DIRECTIONS
Copy out every record below with complete accuracy.
══ SOURCE MATERIAL
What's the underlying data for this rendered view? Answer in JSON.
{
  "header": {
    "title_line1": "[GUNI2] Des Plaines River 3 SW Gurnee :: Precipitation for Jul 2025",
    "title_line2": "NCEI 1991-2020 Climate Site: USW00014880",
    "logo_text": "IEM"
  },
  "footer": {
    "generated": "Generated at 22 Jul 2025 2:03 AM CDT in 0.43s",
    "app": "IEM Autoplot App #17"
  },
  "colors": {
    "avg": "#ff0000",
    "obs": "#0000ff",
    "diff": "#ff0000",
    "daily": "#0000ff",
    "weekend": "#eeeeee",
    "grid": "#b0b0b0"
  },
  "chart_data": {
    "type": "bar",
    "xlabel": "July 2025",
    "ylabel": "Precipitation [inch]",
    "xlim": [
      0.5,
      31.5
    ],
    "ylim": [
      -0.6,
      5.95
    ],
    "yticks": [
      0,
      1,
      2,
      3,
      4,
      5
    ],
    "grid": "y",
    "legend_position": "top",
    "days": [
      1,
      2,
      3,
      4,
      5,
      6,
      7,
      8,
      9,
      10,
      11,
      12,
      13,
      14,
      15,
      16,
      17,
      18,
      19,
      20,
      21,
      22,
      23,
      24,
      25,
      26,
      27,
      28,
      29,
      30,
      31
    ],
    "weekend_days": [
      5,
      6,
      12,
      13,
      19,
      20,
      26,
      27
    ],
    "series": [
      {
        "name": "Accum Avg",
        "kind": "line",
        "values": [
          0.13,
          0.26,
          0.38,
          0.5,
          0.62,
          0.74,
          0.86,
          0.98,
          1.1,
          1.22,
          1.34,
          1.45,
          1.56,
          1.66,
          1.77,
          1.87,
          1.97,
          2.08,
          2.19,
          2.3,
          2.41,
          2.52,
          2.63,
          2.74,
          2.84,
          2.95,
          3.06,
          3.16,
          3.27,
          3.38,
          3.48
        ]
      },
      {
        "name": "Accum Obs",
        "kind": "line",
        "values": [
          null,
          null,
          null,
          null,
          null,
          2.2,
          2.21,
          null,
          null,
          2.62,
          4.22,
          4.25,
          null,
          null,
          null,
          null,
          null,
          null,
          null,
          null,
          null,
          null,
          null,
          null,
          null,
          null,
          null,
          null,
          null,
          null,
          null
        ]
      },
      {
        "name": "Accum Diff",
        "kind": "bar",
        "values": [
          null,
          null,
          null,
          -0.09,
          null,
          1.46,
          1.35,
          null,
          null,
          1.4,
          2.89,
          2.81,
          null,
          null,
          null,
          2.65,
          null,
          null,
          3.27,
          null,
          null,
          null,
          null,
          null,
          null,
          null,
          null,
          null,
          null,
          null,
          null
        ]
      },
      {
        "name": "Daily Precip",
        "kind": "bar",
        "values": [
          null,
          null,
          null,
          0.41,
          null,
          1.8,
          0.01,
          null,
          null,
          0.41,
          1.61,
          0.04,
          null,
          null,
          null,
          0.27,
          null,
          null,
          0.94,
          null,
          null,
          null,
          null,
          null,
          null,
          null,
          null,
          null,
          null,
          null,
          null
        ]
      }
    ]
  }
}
════
RESULT FOR THIS TASK
What's the underlying data for this rendered view? Answer in JSON.
{
  "header": {
    "title_line1": "[GUNI2] Des Plaines River 3 SW Gurnee :: Precipitation for Jul 2025",
    "title_line2": "NCEI 1991-2020 Climate Site: USW00014880",
    "logo_text": "IEM"
  },
  "footer": {
    "generated": "Generated at 22 Jul 2025 2:03 AM CDT in 0.43s",
    "app": "IEM Autoplot App #17"
  },
  "colors": {
    "avg": "#ff0000",
    "obs": "#0000ff",
    "diff": "#ff0000",
    "daily": "#0000ff",
    "weekend": "#eeeeee",
    "grid": "#b0b0b0"
  },
  "chart_data": {
    "type": "bar",
    "xlabel": "July 2025",
    "ylabel": "Precipitation [inch]",
    "xlim": [
      0.5,
      31.5
    ],
    "ylim": [
      -0.6,
      5.95
    ],
    "yticks": [
      0,
      1,
      2,
      3,
      4,
      5
    ],
    "grid": "y",
    "legend_position": "top",
    "days": [
      1,
      2,
      3,
      4,
      5,
      6,
      7,
      8,
      9,
      10,
      11,
      12,
      13,
      14,
      15,
      16,
      17,
      18,
      19,
      20,
      21,
      22,
      23,
      24,
      25,
      26,
      27,
      28,
      29,
      30,
      31
    ],
    "weekend_days": [
      5,
      6,
      12,
      13,
      19,
      20,
      26,
      27
    ],
    "series": [
      {
        "name": "Accum Avg",
        "kind": "line",
        "values": [
          0.13,
          0.26,
          0.38,
          0.5,
          0.62,
          0.74,
          0.86,
          0.98,
          1.1,
          1.22,
          1.34,
          1.45,
          1.56,
          1.66,
          1.77,
          1.87,
          1.97,
          2.08,
          2.19,
          2.3,
          2.41,
          2.52,
          2.63,
          2.74,
          2.84,
          2.95,
          3.06,
          3.16,
          3.27,
          3.38,
          3.48
        ]
      },
      {
        "name": "Accum Obs",
        "kind": "line",
        "values": [
          null,
          null,
          null,
          null,
          null,
          2.2,
          2.21,
          null,
          null,
          2.62,
          4.22,
          4.25,
          null,
          null,
          null,
          null,
          null,
          null,
          null,
          null,
          null,
          null,
          null,
          null,
          null,
          null,
          null,
          null,
          null,
          null,
          null
        ]
      },
      {
        "name": "Accum Diff",
        "kind": "bar",
        "values": [
          null,
          null,
          null,
          -0.09,
          null,
          1.46,
          1.35,
          null,
          null,
          1.4,
          2.89,
          2.81,
          null,
          null,
          null,
          2.65,
          null,
          null,
          3.27,
          null,
          null,
          null,
          null,
          null,
          null,
          null,
          null,
          null,
          null,
          null,
          null
        ]
      },
      {
        "name": "Daily Precip",
        "kind": "bar",
        "values": [
          null,
          null,
          null,
          0.41,
          null,
          1.8,
          0.01,
          null,
          null,
          0.41,
          1.61,
          0.04,
          null,
          null,
          null,
          0.27,
          null,
          null,
          0.94,
          null,
          null,
          null,
          null,
          null,
          null,
          null,
          null,
          null,
          null,
          null,
          null
        ]
      }
    ]
  }
}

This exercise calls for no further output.